* [ENTRIES PROVIDED]
════════
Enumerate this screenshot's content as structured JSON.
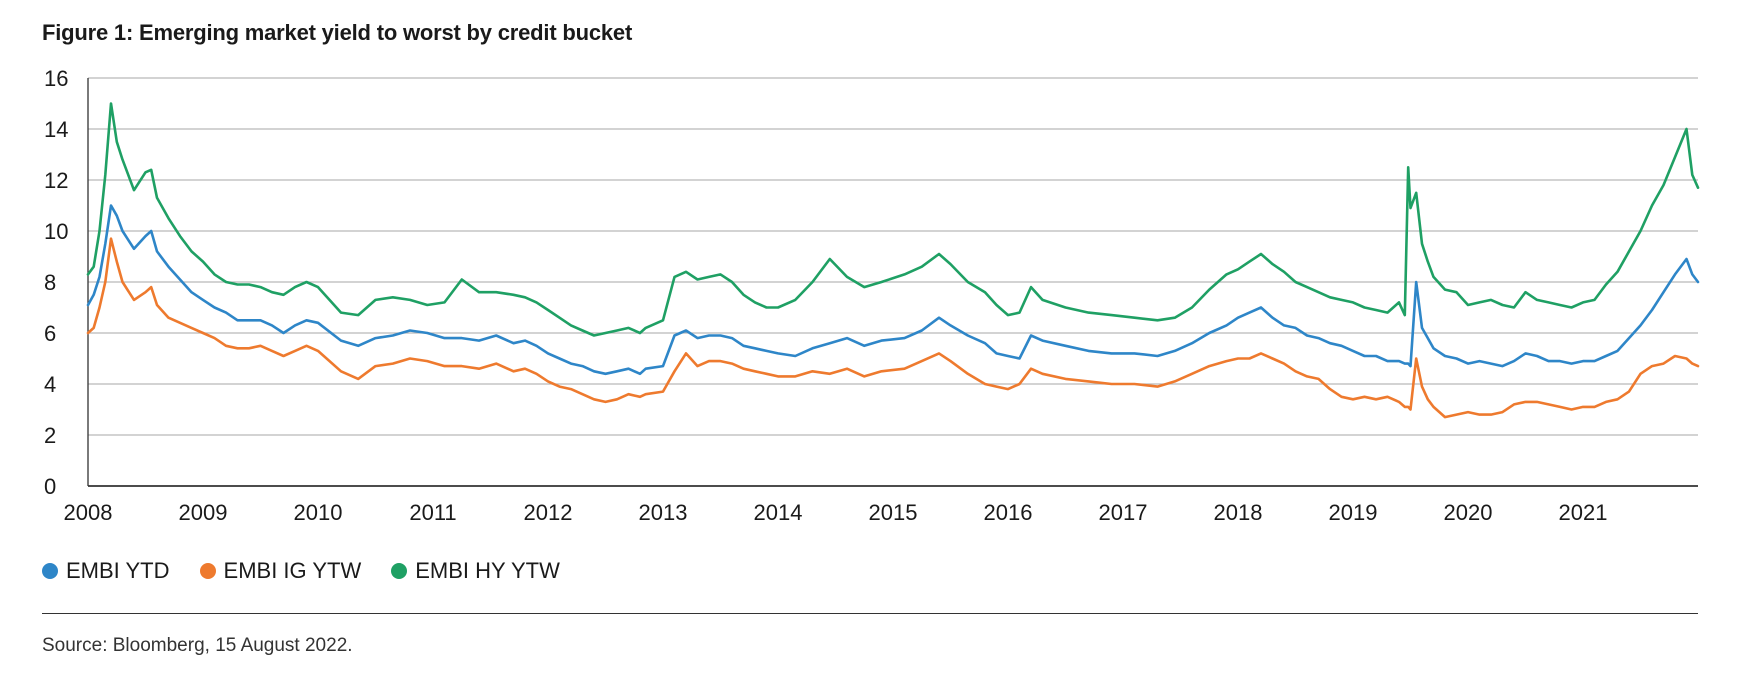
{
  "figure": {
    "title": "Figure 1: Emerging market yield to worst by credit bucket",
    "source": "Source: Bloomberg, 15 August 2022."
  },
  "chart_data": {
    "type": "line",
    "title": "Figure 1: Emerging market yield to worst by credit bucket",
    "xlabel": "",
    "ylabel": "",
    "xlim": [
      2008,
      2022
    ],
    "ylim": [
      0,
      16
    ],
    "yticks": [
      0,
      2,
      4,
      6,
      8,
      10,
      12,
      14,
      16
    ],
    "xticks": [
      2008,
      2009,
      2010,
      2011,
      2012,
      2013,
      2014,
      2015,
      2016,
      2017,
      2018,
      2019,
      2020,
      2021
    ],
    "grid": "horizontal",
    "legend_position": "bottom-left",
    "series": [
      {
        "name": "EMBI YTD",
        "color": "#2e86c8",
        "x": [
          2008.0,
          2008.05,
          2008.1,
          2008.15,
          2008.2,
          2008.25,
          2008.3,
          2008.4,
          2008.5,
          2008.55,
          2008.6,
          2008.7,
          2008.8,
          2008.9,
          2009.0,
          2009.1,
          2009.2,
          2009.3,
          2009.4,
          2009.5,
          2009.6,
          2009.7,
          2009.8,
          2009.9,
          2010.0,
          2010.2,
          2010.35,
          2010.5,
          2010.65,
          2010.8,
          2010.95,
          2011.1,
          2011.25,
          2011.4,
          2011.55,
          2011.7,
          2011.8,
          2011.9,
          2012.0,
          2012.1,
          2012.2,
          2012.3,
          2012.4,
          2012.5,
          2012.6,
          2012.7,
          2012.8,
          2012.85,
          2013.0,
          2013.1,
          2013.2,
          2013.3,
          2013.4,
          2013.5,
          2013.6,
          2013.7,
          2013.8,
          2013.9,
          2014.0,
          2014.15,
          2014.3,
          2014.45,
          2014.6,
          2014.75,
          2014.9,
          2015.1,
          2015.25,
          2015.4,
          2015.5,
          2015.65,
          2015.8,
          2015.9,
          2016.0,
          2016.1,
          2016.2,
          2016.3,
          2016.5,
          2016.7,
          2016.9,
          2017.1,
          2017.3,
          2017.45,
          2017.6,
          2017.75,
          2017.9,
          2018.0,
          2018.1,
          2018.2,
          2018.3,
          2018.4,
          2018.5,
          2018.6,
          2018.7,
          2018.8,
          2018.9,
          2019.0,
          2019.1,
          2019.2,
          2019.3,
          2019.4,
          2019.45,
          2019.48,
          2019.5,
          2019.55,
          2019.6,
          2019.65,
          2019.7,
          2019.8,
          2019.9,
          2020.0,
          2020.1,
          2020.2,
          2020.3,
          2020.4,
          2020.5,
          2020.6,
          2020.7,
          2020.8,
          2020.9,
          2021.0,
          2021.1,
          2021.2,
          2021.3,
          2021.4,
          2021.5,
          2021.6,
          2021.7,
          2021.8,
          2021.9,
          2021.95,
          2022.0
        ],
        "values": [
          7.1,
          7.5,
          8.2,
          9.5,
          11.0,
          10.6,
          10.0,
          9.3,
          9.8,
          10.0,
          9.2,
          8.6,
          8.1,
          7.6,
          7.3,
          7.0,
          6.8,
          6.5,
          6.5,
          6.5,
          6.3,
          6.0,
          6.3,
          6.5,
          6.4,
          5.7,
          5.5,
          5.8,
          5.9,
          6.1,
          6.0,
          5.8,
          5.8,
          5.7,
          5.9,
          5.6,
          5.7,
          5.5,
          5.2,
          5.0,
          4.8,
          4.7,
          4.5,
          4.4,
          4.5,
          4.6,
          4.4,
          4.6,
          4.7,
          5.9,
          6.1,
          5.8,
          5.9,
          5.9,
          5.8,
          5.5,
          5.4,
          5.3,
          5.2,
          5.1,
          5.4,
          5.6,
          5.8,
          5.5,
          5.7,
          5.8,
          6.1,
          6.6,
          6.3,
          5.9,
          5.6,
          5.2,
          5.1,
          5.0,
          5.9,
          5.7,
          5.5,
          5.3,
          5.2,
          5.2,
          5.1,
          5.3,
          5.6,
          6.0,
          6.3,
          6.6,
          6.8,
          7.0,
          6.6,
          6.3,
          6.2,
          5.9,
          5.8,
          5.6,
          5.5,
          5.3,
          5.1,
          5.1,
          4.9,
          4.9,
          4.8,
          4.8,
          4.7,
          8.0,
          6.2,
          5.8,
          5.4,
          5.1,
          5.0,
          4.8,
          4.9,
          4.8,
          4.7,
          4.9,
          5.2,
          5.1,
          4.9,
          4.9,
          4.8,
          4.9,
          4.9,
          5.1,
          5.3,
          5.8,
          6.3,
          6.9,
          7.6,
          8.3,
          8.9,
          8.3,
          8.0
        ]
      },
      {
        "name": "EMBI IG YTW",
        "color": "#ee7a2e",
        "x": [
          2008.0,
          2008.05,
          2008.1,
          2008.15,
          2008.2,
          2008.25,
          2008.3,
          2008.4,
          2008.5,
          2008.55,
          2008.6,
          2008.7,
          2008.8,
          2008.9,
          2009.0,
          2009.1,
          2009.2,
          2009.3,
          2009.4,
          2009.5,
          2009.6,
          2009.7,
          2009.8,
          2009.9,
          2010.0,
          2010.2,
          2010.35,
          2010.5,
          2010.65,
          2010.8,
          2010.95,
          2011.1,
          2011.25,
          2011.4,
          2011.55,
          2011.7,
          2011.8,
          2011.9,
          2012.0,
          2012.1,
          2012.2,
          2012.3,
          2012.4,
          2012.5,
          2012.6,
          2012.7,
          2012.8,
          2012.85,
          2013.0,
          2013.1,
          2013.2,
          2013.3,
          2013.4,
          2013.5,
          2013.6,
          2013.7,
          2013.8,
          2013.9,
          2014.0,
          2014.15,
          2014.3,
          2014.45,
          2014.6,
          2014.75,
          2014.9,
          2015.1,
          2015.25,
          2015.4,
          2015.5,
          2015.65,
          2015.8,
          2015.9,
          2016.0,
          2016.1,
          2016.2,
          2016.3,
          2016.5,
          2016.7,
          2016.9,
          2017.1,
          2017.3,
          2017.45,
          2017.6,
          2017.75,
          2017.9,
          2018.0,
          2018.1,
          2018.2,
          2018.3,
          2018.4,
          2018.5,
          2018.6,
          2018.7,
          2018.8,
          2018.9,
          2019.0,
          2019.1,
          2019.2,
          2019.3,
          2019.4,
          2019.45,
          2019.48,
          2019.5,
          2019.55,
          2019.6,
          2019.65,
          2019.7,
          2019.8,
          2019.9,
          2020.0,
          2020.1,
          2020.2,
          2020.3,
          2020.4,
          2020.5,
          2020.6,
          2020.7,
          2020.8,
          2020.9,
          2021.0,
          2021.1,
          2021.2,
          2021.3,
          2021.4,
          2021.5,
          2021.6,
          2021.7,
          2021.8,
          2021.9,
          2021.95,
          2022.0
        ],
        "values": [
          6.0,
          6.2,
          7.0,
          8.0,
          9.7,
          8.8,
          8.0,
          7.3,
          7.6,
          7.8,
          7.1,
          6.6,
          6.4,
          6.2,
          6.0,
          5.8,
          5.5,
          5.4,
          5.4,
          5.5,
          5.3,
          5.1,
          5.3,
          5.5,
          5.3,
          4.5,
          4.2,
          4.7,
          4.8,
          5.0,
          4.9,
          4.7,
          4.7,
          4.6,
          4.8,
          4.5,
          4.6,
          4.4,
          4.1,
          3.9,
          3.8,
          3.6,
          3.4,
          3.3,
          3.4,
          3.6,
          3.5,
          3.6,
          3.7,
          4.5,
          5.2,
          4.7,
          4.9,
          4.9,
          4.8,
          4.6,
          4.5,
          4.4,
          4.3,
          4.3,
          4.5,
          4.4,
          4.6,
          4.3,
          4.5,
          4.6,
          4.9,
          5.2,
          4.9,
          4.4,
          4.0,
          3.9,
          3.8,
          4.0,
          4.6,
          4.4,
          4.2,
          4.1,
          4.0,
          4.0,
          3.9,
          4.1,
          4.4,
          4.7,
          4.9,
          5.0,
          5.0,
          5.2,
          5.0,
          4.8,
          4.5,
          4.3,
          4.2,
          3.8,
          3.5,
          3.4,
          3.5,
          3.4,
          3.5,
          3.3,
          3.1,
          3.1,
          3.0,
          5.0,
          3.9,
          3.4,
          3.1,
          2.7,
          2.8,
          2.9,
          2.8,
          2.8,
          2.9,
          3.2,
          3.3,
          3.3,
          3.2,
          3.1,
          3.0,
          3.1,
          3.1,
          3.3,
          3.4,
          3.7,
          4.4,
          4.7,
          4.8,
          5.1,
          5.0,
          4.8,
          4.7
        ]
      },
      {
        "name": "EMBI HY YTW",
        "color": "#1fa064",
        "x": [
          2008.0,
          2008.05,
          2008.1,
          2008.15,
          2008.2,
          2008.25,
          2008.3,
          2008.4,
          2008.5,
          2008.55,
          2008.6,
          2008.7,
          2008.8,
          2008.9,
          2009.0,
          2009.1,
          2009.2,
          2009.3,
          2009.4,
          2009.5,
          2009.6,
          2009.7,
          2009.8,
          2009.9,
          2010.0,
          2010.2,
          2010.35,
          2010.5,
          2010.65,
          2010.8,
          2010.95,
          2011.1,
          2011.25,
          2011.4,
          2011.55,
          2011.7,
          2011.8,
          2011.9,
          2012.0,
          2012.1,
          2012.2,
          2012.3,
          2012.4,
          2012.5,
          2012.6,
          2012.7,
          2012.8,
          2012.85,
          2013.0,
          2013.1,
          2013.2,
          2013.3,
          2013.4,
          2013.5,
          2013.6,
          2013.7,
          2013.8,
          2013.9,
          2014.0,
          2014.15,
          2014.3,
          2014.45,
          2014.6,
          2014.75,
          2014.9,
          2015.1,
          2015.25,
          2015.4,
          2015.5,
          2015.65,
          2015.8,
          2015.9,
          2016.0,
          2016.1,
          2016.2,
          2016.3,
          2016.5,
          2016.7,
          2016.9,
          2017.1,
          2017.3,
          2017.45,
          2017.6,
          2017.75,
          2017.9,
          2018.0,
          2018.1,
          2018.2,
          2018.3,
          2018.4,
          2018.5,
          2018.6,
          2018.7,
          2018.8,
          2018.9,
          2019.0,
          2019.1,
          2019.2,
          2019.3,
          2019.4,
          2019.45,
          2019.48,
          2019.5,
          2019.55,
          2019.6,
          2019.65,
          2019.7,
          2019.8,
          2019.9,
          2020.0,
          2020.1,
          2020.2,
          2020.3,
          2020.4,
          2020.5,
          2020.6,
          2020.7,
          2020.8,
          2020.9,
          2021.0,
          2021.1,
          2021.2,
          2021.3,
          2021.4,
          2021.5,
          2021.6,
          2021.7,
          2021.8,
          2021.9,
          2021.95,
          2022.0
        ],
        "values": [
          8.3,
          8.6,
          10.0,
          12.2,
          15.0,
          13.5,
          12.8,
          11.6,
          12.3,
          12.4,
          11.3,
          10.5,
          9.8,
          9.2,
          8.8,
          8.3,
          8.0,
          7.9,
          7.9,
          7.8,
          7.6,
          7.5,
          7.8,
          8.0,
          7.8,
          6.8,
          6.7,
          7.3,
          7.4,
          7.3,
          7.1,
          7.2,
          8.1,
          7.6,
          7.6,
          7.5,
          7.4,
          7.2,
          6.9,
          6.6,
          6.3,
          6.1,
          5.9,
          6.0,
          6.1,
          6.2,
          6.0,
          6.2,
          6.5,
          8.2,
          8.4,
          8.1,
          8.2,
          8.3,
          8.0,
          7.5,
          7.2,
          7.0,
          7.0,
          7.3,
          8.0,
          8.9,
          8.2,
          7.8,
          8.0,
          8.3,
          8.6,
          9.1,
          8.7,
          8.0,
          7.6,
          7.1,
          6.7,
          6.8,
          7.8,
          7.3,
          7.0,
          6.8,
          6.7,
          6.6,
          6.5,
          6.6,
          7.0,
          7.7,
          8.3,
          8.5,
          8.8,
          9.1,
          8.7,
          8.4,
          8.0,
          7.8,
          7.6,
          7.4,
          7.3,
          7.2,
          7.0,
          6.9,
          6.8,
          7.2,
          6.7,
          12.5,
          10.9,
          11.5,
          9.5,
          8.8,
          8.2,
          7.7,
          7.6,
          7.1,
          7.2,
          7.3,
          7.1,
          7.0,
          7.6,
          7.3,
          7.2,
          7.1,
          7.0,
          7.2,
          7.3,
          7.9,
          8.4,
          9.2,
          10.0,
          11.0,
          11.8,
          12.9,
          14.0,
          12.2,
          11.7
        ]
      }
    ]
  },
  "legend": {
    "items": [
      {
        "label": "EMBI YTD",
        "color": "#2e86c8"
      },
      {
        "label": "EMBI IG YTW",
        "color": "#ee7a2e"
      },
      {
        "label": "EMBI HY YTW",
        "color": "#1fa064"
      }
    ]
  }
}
════════
* [STATED TASK] Select the lines in this material that hold the word "color", leaving none out.

* [RESULT OF THE EXERCISE]
        "color": "#2e86c8",
        "color": "#ee7a2e",
        "color": "#1fa064",
        "color": "#2e86c8"
        "color": "#ee7a2e"
        "color": "#1fa064"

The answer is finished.